* Begin Provided data *

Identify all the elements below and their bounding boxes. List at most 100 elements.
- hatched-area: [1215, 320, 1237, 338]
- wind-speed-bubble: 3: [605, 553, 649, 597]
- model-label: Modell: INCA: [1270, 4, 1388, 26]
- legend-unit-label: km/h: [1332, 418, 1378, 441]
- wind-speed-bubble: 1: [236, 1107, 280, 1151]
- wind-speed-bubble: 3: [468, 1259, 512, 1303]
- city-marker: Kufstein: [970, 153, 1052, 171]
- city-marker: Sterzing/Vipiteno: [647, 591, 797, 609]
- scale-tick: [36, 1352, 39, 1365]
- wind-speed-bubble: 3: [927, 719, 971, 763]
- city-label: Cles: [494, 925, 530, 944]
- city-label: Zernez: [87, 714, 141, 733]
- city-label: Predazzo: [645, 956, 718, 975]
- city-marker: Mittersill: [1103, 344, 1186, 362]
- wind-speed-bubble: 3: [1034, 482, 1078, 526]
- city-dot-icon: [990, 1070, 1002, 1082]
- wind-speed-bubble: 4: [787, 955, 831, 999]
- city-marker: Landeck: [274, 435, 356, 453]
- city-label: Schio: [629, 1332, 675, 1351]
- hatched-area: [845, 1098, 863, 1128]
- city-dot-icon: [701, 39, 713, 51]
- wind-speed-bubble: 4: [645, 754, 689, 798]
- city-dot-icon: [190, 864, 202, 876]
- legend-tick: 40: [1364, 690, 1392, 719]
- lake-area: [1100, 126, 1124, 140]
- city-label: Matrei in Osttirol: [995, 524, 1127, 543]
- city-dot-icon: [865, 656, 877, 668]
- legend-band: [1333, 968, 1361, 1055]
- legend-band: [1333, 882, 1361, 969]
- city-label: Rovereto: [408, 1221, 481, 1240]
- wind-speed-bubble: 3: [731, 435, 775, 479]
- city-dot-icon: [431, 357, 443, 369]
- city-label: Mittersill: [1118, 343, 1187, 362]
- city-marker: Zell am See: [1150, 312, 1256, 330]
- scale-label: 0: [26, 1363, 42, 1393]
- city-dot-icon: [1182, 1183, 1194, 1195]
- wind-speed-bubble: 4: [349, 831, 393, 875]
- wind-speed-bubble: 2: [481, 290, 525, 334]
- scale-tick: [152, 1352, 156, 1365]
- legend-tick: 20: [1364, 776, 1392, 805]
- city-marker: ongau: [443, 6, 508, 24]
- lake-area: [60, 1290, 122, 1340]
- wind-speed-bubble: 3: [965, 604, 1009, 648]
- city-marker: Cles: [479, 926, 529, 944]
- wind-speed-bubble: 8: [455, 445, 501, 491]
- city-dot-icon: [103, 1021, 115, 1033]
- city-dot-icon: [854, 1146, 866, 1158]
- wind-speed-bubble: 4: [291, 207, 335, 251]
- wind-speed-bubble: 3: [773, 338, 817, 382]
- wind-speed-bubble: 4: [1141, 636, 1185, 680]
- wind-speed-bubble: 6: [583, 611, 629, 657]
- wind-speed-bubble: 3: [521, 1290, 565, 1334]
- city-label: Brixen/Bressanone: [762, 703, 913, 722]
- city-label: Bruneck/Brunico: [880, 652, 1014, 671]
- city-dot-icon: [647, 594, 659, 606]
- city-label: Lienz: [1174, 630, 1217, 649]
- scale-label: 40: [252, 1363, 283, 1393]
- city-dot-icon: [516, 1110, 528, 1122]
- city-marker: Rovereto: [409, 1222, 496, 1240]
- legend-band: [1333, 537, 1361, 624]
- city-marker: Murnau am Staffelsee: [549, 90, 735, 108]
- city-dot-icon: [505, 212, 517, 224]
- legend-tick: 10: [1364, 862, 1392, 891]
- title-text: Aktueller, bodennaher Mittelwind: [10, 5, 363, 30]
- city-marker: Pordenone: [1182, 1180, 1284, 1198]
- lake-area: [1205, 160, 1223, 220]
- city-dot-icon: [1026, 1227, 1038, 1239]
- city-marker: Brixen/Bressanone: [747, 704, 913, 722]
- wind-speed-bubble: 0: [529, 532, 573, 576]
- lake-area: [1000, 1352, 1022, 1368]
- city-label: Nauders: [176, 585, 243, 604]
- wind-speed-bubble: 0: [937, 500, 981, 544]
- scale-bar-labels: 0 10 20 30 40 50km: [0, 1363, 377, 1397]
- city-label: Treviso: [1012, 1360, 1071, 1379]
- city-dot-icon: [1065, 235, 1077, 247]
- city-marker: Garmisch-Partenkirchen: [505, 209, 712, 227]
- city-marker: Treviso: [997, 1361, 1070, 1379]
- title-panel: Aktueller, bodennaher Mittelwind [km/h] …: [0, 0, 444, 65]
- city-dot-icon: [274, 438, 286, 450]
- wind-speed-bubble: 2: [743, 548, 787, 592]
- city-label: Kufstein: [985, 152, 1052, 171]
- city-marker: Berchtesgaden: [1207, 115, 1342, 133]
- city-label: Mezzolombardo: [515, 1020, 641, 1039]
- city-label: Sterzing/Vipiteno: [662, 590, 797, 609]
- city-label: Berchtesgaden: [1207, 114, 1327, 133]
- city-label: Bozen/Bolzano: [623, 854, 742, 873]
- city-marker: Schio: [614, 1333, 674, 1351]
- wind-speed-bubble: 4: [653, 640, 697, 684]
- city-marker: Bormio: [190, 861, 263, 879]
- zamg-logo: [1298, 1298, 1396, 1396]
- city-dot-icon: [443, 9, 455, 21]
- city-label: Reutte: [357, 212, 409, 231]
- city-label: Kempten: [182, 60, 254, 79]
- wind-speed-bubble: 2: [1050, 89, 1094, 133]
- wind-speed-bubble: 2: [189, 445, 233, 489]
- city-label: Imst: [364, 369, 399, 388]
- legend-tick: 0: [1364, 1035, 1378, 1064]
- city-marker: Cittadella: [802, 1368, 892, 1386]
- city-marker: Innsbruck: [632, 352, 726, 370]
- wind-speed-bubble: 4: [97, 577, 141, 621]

* End Provided data *

## Requirements
Reproduce word for word the stretch of the entries above that runs from their first line through the line containing "- wind-speed-bubble: 1: [236, 1107, 280, 1151]", with both ends included and nothing else.

## Output of the exercise
Identify all the elements below and their bounding boxes. List at most 100 elements.
- hatched-area: [1215, 320, 1237, 338]
- wind-speed-bubble: 3: [605, 553, 649, 597]
- model-label: Modell: INCA: [1270, 4, 1388, 26]
- legend-unit-label: km/h: [1332, 418, 1378, 441]
- wind-speed-bubble: 1: [236, 1107, 280, 1151]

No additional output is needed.